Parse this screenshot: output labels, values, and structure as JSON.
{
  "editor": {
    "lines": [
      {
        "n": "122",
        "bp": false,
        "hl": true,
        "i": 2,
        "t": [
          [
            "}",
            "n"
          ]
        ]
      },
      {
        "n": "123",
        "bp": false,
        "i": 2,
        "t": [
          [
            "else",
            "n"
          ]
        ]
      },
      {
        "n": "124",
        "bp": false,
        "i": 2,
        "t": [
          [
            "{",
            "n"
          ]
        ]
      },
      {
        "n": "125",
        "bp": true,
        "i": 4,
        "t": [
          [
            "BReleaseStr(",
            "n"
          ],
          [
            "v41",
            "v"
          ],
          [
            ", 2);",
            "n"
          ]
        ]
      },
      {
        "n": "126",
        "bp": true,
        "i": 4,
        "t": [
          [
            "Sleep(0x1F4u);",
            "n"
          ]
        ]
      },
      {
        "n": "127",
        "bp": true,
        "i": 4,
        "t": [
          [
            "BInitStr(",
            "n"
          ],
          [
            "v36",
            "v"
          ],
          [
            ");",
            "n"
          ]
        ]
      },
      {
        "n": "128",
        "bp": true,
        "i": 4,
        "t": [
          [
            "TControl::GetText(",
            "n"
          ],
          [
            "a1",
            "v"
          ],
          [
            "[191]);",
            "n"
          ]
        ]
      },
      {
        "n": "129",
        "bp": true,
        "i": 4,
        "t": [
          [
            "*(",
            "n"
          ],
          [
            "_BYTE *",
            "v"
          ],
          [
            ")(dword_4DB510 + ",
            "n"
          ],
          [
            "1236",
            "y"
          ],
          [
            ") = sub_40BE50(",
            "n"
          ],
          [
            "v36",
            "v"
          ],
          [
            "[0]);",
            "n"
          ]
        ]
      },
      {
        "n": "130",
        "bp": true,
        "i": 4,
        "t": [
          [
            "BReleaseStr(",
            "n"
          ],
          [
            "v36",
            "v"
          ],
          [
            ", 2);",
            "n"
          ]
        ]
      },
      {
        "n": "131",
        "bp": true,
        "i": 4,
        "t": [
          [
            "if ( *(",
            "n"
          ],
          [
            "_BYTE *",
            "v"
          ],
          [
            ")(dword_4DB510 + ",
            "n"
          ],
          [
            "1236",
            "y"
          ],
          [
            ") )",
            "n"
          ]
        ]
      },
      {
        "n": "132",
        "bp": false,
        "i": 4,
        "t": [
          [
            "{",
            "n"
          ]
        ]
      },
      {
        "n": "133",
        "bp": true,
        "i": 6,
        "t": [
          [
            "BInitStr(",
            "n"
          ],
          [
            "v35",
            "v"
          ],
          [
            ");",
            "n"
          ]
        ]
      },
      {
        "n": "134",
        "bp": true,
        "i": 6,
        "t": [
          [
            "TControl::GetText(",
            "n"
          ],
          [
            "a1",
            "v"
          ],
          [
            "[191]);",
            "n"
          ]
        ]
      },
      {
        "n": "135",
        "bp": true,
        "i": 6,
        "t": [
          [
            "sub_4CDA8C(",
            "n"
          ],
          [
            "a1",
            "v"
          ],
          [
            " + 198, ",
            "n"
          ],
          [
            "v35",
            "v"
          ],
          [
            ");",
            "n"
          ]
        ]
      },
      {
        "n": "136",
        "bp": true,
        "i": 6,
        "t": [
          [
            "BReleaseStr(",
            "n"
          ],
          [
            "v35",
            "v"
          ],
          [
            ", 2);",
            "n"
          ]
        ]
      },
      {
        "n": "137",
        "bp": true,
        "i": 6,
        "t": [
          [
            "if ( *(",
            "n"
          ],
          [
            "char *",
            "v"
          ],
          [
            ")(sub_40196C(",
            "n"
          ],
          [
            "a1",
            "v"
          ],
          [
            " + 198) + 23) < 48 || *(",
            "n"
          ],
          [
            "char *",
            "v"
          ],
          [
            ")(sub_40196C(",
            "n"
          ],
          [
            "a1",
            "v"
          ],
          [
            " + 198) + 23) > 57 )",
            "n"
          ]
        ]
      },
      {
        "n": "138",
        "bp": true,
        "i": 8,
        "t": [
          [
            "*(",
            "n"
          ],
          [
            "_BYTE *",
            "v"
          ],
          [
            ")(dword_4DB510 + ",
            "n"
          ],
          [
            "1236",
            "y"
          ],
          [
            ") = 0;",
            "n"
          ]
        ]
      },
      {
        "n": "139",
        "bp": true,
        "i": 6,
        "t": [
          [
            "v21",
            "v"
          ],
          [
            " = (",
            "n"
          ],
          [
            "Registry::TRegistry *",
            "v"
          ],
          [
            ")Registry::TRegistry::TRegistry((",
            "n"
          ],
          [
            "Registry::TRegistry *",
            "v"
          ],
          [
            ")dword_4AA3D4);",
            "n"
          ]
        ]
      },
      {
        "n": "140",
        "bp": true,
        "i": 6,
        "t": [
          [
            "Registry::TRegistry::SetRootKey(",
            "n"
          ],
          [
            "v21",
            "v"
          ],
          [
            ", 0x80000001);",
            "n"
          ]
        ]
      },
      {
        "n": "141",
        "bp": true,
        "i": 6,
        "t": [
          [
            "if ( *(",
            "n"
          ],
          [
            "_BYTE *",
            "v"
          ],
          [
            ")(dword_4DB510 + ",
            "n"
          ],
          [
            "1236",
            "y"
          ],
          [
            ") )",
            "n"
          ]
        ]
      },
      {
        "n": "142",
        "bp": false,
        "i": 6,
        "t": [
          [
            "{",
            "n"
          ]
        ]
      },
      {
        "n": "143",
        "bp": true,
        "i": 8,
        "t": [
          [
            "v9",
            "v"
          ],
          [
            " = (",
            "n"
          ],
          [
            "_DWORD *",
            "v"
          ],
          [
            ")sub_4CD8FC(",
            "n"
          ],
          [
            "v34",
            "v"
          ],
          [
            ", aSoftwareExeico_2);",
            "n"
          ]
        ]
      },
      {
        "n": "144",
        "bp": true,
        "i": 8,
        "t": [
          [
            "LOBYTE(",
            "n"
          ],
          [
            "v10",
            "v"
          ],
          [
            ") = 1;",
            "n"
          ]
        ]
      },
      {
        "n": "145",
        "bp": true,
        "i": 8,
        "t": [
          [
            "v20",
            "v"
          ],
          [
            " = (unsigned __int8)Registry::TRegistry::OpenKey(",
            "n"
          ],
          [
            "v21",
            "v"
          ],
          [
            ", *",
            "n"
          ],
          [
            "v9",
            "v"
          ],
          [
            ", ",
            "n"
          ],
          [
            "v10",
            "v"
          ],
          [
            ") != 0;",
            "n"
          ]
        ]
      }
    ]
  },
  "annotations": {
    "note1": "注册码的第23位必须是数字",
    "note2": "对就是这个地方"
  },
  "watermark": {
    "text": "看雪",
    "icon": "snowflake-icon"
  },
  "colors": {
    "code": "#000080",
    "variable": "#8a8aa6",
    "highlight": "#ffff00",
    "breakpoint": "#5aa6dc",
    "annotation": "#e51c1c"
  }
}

——

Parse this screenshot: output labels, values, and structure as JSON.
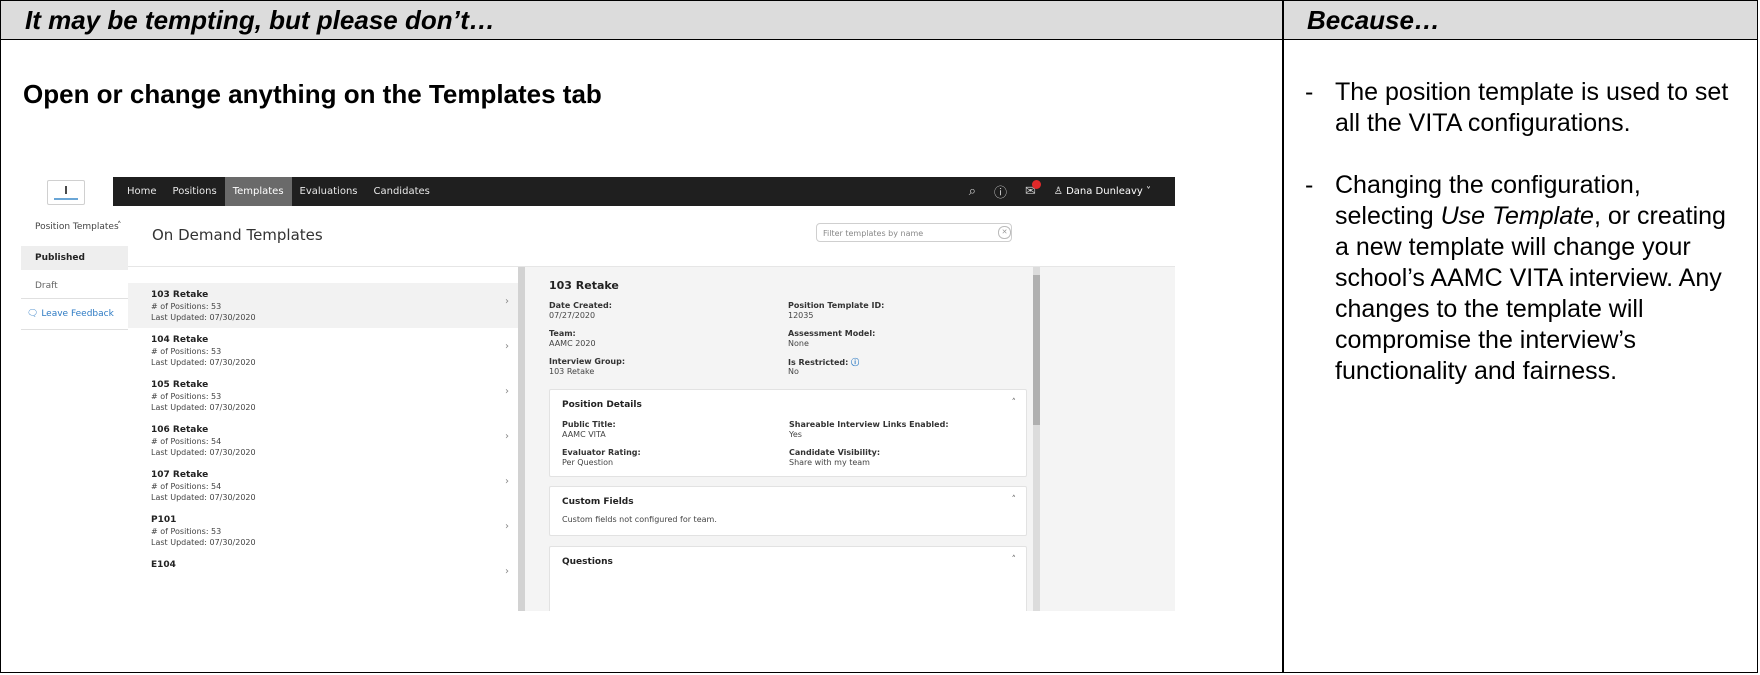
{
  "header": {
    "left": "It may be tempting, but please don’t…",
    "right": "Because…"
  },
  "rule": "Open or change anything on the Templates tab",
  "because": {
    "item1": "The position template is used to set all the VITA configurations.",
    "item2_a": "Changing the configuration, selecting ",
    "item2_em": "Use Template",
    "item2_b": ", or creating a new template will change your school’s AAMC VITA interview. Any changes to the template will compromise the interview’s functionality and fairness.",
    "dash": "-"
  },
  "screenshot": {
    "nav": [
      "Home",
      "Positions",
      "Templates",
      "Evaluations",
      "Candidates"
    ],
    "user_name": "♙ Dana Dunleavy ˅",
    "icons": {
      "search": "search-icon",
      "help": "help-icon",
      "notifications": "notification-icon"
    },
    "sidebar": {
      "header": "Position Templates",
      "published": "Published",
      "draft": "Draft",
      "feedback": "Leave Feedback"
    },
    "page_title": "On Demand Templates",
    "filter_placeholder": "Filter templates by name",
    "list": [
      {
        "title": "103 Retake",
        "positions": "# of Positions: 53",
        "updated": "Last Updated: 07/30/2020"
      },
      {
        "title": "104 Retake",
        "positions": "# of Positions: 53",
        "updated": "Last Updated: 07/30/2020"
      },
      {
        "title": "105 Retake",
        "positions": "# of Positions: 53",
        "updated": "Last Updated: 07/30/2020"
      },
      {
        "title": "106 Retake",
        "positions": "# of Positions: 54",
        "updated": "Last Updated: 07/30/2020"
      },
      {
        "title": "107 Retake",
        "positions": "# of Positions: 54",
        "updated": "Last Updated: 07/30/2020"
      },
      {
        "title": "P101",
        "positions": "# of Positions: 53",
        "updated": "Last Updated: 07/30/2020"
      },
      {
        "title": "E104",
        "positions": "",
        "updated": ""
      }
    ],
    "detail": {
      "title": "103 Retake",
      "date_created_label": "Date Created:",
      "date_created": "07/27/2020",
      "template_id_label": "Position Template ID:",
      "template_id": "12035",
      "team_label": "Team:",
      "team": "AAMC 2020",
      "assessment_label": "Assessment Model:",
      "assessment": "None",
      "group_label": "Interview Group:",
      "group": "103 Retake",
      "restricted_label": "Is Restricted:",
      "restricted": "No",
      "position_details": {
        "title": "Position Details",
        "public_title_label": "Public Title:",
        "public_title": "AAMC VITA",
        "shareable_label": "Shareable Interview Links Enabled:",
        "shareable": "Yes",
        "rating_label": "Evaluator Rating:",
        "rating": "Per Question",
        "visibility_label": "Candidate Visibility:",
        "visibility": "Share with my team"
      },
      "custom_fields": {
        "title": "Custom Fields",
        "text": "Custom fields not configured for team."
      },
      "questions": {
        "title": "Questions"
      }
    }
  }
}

——

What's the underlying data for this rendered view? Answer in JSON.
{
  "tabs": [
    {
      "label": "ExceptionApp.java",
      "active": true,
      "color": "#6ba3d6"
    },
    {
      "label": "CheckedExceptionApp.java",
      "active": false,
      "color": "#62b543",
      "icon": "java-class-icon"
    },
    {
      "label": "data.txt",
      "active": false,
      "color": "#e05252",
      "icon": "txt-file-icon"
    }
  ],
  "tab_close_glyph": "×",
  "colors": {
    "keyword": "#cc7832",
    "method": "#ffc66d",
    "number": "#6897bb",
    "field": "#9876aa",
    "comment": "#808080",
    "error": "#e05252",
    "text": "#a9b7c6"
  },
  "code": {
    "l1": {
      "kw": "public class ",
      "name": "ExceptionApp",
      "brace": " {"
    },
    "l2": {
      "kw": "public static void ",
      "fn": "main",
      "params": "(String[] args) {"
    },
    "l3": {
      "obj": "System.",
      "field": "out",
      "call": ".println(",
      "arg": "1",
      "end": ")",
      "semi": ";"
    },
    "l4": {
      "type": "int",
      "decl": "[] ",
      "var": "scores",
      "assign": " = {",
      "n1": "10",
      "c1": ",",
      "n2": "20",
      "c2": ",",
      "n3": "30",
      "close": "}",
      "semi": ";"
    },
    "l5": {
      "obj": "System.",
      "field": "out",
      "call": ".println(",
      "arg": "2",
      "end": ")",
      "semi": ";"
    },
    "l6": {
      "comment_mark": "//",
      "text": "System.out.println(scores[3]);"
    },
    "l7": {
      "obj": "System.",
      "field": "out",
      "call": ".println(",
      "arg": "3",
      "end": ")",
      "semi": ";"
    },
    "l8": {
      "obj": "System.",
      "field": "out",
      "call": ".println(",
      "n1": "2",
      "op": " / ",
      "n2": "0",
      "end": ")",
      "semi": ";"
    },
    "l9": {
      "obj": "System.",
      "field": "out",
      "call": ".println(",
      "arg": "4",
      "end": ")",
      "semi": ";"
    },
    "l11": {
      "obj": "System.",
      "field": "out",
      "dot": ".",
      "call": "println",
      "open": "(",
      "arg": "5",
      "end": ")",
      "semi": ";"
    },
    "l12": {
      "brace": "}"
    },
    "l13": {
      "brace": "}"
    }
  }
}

——

Your goal:
Count the lines above that contain the word "AAMC", and give only that number.

Task response:
3